EXERCISE PROMPT>
Write out the records that appear below, verbatim and complete, but without pictures.

RECORDS FOR THE EXERCISE>
▼

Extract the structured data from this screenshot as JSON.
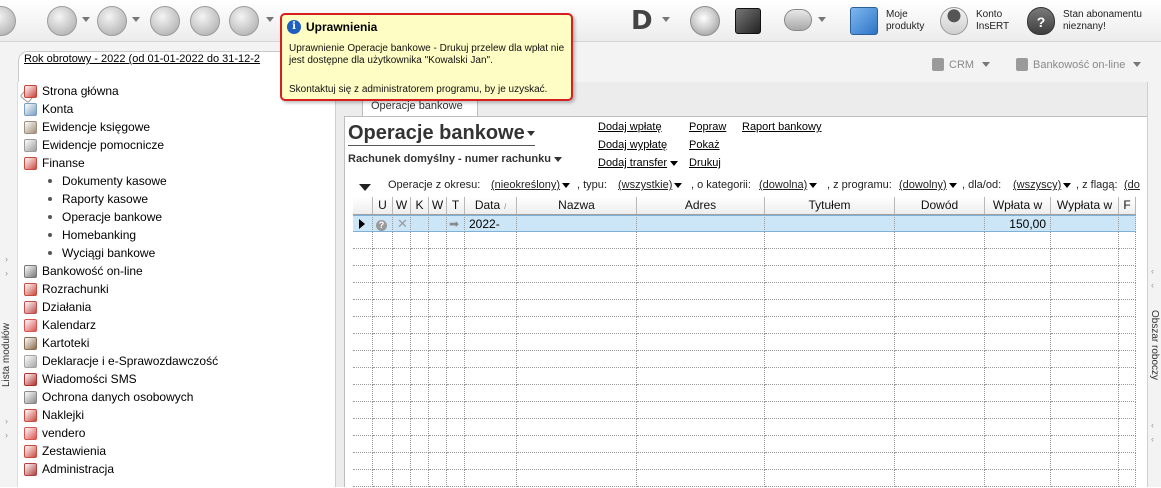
{
  "toolbar": {
    "brand_letter": "D",
    "products_label_1": "Moje",
    "products_label_2": "produkty",
    "account_label_1": "Konto",
    "account_label_2": "InsERT",
    "subscription_label_1": "Stan abonamentu",
    "subscription_label_2": "nieznany!"
  },
  "header": {
    "period": "Rok obrotowy - 2022  (od 01-01-2022 do 31-12-2",
    "crm": "CRM",
    "online_banking": "Bankowość on-line"
  },
  "sidebar": {
    "vertical_label": "Lista modułów",
    "items": [
      {
        "label": "Strona główna",
        "icon": "home-icon",
        "color": "#c8413a"
      },
      {
        "label": "Konta",
        "icon": "accounts-icon",
        "color": "#7a9fc2"
      },
      {
        "label": "Ewidencje księgowe",
        "icon": "ledger-icon",
        "color": "#9f8f7a"
      },
      {
        "label": "Ewidencje pomocnicze",
        "icon": "auxiliary-icon",
        "color": "#9c9c9c"
      },
      {
        "label": "Finanse",
        "icon": "finance-icon",
        "color": "#c94a3f"
      },
      {
        "label": "Dokumenty kasowe",
        "sub": true
      },
      {
        "label": "Raporty kasowe",
        "sub": true
      },
      {
        "label": "Operacje bankowe",
        "sub": true
      },
      {
        "label": "Homebanking",
        "sub": true
      },
      {
        "label": "Wyciągi bankowe",
        "sub": true
      },
      {
        "label": "Bankowość on-line",
        "icon": "online-bank-icon",
        "color": "#777777"
      },
      {
        "label": "Rozrachunki",
        "icon": "settlements-icon",
        "color": "#c94a3f"
      },
      {
        "label": "Działania",
        "icon": "actions-icon",
        "color": "#c0504d"
      },
      {
        "label": "Kalendarz",
        "icon": "calendar-icon",
        "color": "#d9534f"
      },
      {
        "label": "Kartoteki",
        "icon": "files-icon",
        "color": "#8b6b4f"
      },
      {
        "label": "Deklaracje i e-Sprawozdawczość",
        "icon": "declarations-icon",
        "color": "#a5a5a5"
      },
      {
        "label": "Wiadomości SMS",
        "icon": "sms-icon",
        "color": "#b03030"
      },
      {
        "label": "Ochrona danych osobowych",
        "icon": "privacy-icon",
        "color": "#8a8a8a"
      },
      {
        "label": "Naklejki",
        "icon": "stickers-icon",
        "color": "#c94a3f"
      },
      {
        "label": "vendero",
        "icon": "vendero-icon",
        "color": "#d9534f"
      },
      {
        "label": "Zestawienia",
        "icon": "reports-icon",
        "color": "#c94a3f"
      },
      {
        "label": "Administracja",
        "icon": "admin-icon",
        "color": "#b0413e"
      }
    ]
  },
  "main": {
    "tab_label": "Operacje bankowe",
    "title": "Operacje bankowe",
    "account": "Rachunek domyślny - numer rachunku",
    "actions": {
      "add_deposit": "Dodaj wpłatę",
      "add_withdrawal": "Dodaj wypłatę",
      "add_transfer": "Dodaj transfer",
      "edit": "Popraw",
      "show": "Pokaż",
      "print": "Drukuj",
      "bank_report": "Raport bankowy"
    },
    "filters": {
      "period_label": "Operacje z okresu:",
      "period_value": "(nieokreślony)",
      "type_label": ", typu:",
      "type_value": "(wszystkie)",
      "category_label": ", o kategorii:",
      "category_value": "(dowolna)",
      "program_label": ", z programu:",
      "program_value": "(dowolny)",
      "party_label": ", dla/od:",
      "party_value": "(wszyscy)",
      "flag_label": ", z flagą:",
      "flag_value": "(do"
    },
    "columns": [
      "U",
      "W",
      "K",
      "W",
      "T",
      "Data",
      "Nazwa",
      "Adres",
      "Tytułem",
      "Dowód",
      "Wpłata w",
      "Wypłata w",
      "F"
    ],
    "rows": [
      {
        "date": "2022-",
        "name": "",
        "address": "",
        "title": "",
        "doc": "",
        "deposit": "150,00",
        "withdrawal": ""
      }
    ]
  },
  "right_panel": {
    "vertical_label": "Obszar roboczy"
  },
  "tooltip": {
    "title": "Uprawnienia",
    "message": "Uprawnienie Operacje bankowe - Drukuj przelew dla wpłat nie jest dostępne dla użytkownika \"Kowalski Jan\".",
    "contact": "Skontaktuj się z administratorem programu, by je uzyskać."
  }
}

▲

COMPLETED EXERCISE>
Extract the structured data from this screenshot as JSON.
{
  "toolbar": {
    "brand_letter": "D",
    "products_label_1": "Moje",
    "products_label_2": "produkty",
    "account_label_1": "Konto",
    "account_label_2": "InsERT",
    "subscription_label_1": "Stan abonamentu",
    "subscription_label_2": "nieznany!"
  },
  "header": {
    "period": "Rok obrotowy - 2022  (od 01-01-2022 do 31-12-2",
    "crm": "CRM",
    "online_banking": "Bankowość on-line"
  },
  "sidebar": {
    "vertical_label": "Lista modułów",
    "items": [
      {
        "label": "Strona główna",
        "icon": "home-icon",
        "color": "#c8413a"
      },
      {
        "label": "Konta",
        "icon": "accounts-icon",
        "color": "#7a9fc2"
      },
      {
        "label": "Ewidencje księgowe",
        "icon": "ledger-icon",
        "color": "#9f8f7a"
      },
      {
        "label": "Ewidencje pomocnicze",
        "icon": "auxiliary-icon",
        "color": "#9c9c9c"
      },
      {
        "label": "Finanse",
        "icon": "finance-icon",
        "color": "#c94a3f"
      },
      {
        "label": "Dokumenty kasowe",
        "sub": true
      },
      {
        "label": "Raporty kasowe",
        "sub": true
      },
      {
        "label": "Operacje bankowe",
        "sub": true
      },
      {
        "label": "Homebanking",
        "sub": true
      },
      {
        "label": "Wyciągi bankowe",
        "sub": true
      },
      {
        "label": "Bankowość on-line",
        "icon": "online-bank-icon",
        "color": "#777777"
      },
      {
        "label": "Rozrachunki",
        "icon": "settlements-icon",
        "color": "#c94a3f"
      },
      {
        "label": "Działania",
        "icon": "actions-icon",
        "color": "#c0504d"
      },
      {
        "label": "Kalendarz",
        "icon": "calendar-icon",
        "color": "#d9534f"
      },
      {
        "label": "Kartoteki",
        "icon": "files-icon",
        "color": "#8b6b4f"
      },
      {
        "label": "Deklaracje i e-Sprawozdawczość",
        "icon": "declarations-icon",
        "color": "#a5a5a5"
      },
      {
        "label": "Wiadomości SMS",
        "icon": "sms-icon",
        "color": "#b03030"
      },
      {
        "label": "Ochrona danych osobowych",
        "icon": "privacy-icon",
        "color": "#8a8a8a"
      },
      {
        "label": "Naklejki",
        "icon": "stickers-icon",
        "color": "#c94a3f"
      },
      {
        "label": "vendero",
        "icon": "vendero-icon",
        "color": "#d9534f"
      },
      {
        "label": "Zestawienia",
        "icon": "reports-icon",
        "color": "#c94a3f"
      },
      {
        "label": "Administracja",
        "icon": "admin-icon",
        "color": "#b0413e"
      }
    ]
  },
  "main": {
    "tab_label": "Operacje bankowe",
    "title": "Operacje bankowe",
    "account": "Rachunek domyślny - numer rachunku",
    "actions": {
      "add_deposit": "Dodaj wpłatę",
      "add_withdrawal": "Dodaj wypłatę",
      "add_transfer": "Dodaj transfer",
      "edit": "Popraw",
      "show": "Pokaż",
      "print": "Drukuj",
      "bank_report": "Raport bankowy"
    },
    "filters": {
      "period_label": "Operacje z okresu:",
      "period_value": "(nieokreślony)",
      "type_label": ", typu:",
      "type_value": "(wszystkie)",
      "category_label": ", o kategorii:",
      "category_value": "(dowolna)",
      "program_label": ", z programu:",
      "program_value": "(dowolny)",
      "party_label": ", dla/od:",
      "party_value": "(wszyscy)",
      "flag_label": ", z flagą:",
      "flag_value": "(do"
    },
    "columns": [
      "U",
      "W",
      "K",
      "W",
      "T",
      "Data",
      "Nazwa",
      "Adres",
      "Tytułem",
      "Dowód",
      "Wpłata w",
      "Wypłata w",
      "F"
    ],
    "rows": [
      {
        "date": "2022-",
        "name": "",
        "address": "",
        "title": "",
        "doc": "",
        "deposit": "150,00",
        "withdrawal": ""
      }
    ]
  },
  "right_panel": {
    "vertical_label": "Obszar roboczy"
  },
  "tooltip": {
    "title": "Uprawnienia",
    "message": "Uprawnienie Operacje bankowe - Drukuj przelew dla wpłat nie jest dostępne dla użytkownika \"Kowalski Jan\".",
    "contact": "Skontaktuj się z administratorem programu, by je uzyskać."
  }
}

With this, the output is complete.